STATED PROBLEM
Wherever the string "المنتجات" occurs in a line of these records, report that line.

Figure contents as structured data

— BEGIN —

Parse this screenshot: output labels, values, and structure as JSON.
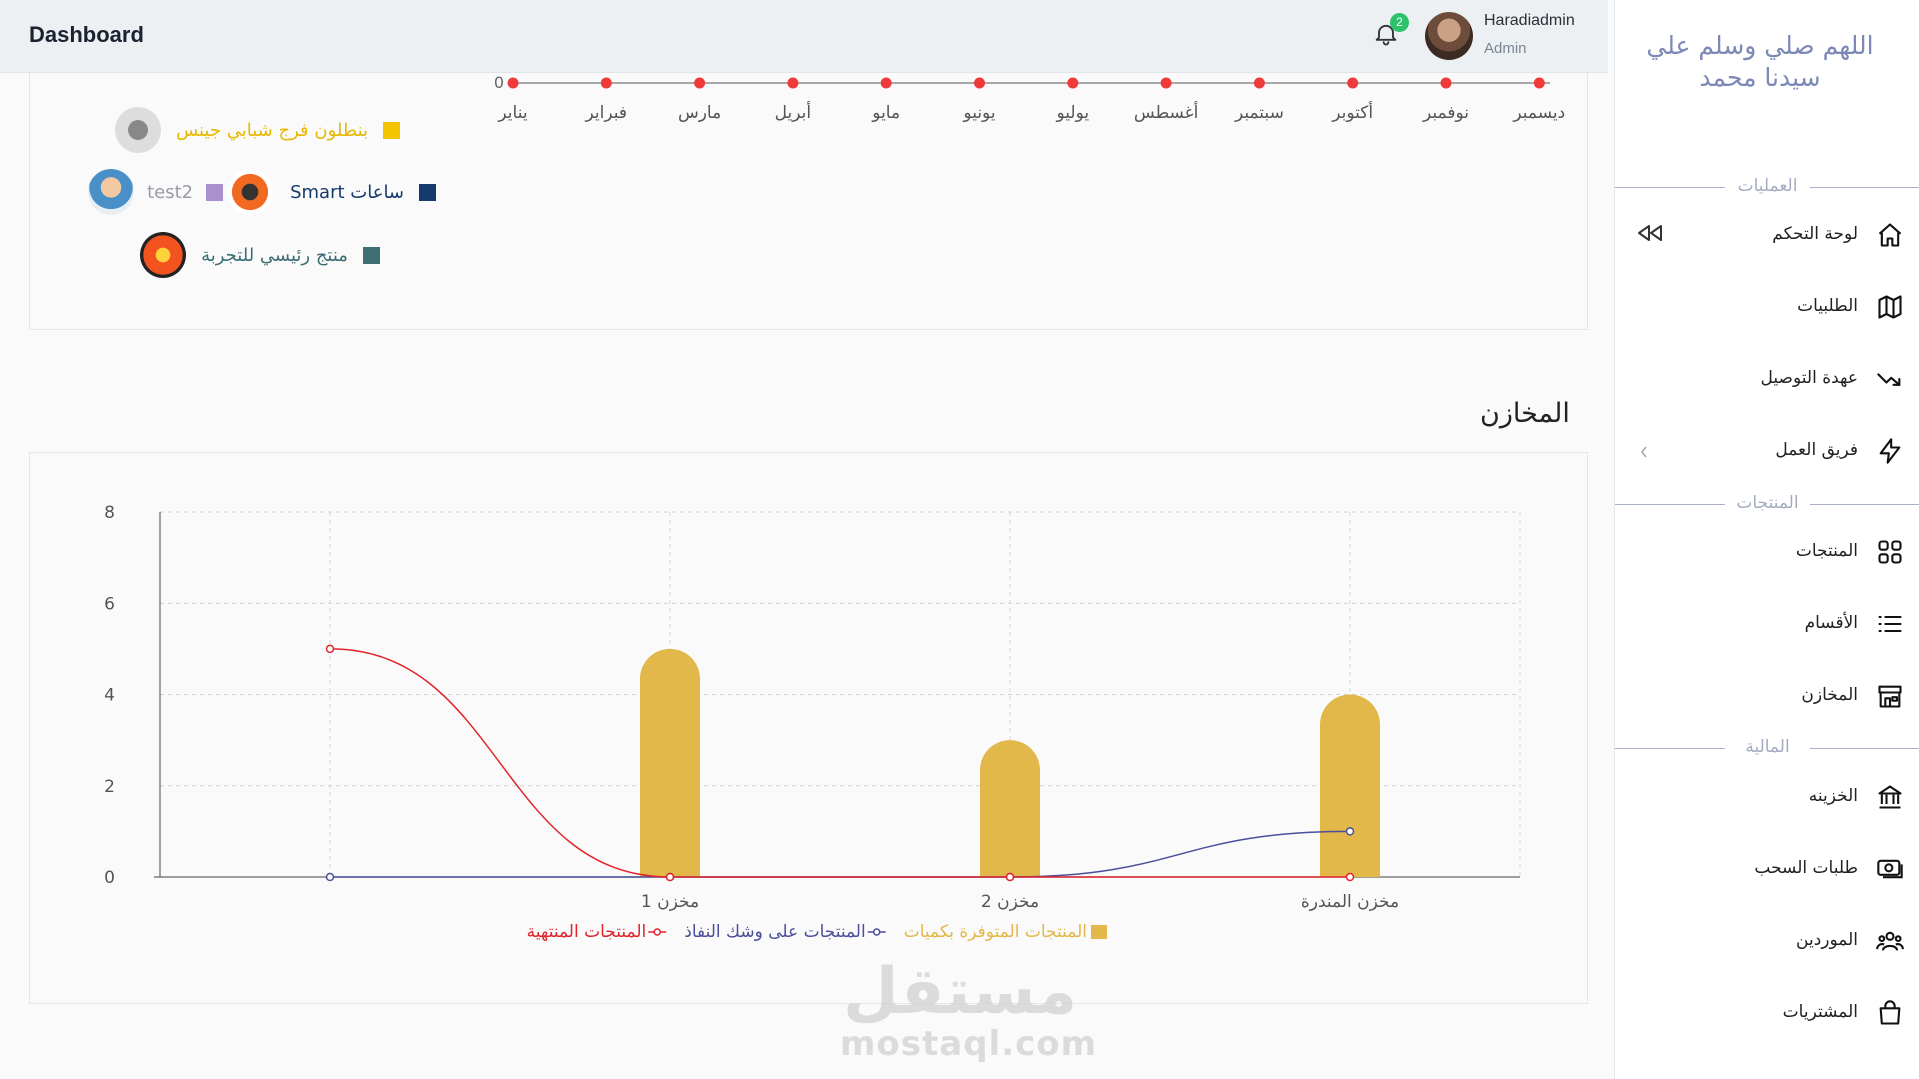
{
  "header": {
    "title": "Dashboard",
    "notifications_count": "2",
    "user_name": "Haradiadmin",
    "user_role": "Admin"
  },
  "sidebar": {
    "title": "اللهم صلي وسلم علي سيدنا محمد",
    "sections": {
      "operations": "العمليات",
      "products": "المنتجات",
      "finance": "المالية"
    },
    "items": [
      {
        "label": "لوحة التحكم",
        "icon": "home-icon"
      },
      {
        "label": "الطلبيات",
        "icon": "map-icon"
      },
      {
        "label": "عهدة التوصيل",
        "icon": "trend-icon"
      },
      {
        "label": "فريق العمل",
        "icon": "lightning-icon"
      },
      {
        "label": "المنتجات",
        "icon": "grid-icon"
      },
      {
        "label": "الأقسام",
        "icon": "list-icon"
      },
      {
        "label": "المخازن",
        "icon": "store-icon"
      },
      {
        "label": "الخزينه",
        "icon": "bank-icon"
      },
      {
        "label": "طلبات السحب",
        "icon": "money-icon"
      },
      {
        "label": "الموردين",
        "icon": "users-icon"
      },
      {
        "label": "المشتريات",
        "icon": "bag-icon"
      }
    ]
  },
  "monthly_chart": {
    "y_tick": "0",
    "months": [
      "يناير",
      "فبراير",
      "مارس",
      "أبريل",
      "مايو",
      "يونيو",
      "يوليو",
      "أغسطس",
      "سبتمبر",
      "أكتوبر",
      "نوفمبر",
      "ديسمبر"
    ],
    "legend": [
      {
        "label": "بنطلون فرج شبابي جينس",
        "color": "#f5c400"
      },
      {
        "label": "ساعات Smart",
        "color": "#163a6e"
      },
      {
        "label": "test2",
        "color": "#a990cf"
      },
      {
        "label": "منتج رئيسي للتجربة",
        "color": "#3c6f73"
      }
    ]
  },
  "warehouses": {
    "title": "المخازن",
    "chart_data": {
      "type": "bar",
      "categories": [
        "",
        "مخزن 1",
        "مخزن 2",
        "مخزن المندرة"
      ],
      "ylim": [
        0,
        8
      ],
      "yticks": [
        "0",
        "2",
        "4",
        "6",
        "8"
      ],
      "series": [
        {
          "name": "المنتجات المتوفرة بكميات",
          "type": "bar",
          "color": "#e2b84a",
          "values": [
            0,
            5,
            3,
            4
          ]
        },
        {
          "name": "المنتجات على وشك النفاذ",
          "type": "line",
          "color": "#4a4f9a",
          "values": [
            0,
            0,
            0,
            1
          ]
        },
        {
          "name": "المنتجات المنتهية",
          "type": "line",
          "color": "#e0242d",
          "values": [
            5,
            0,
            0,
            0
          ]
        }
      ]
    }
  },
  "watermark": {
    "line1": "مستقل",
    "line2": "mostaql.com"
  }
}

— END —

WORKED SOLUTION
      "products": "المنتجات",
        "label": "المنتجات",
          "name": "المنتجات المتوفرة بكميات",
          "name": "المنتجات على وشك النفاذ",
          "name": "المنتجات المنتهية",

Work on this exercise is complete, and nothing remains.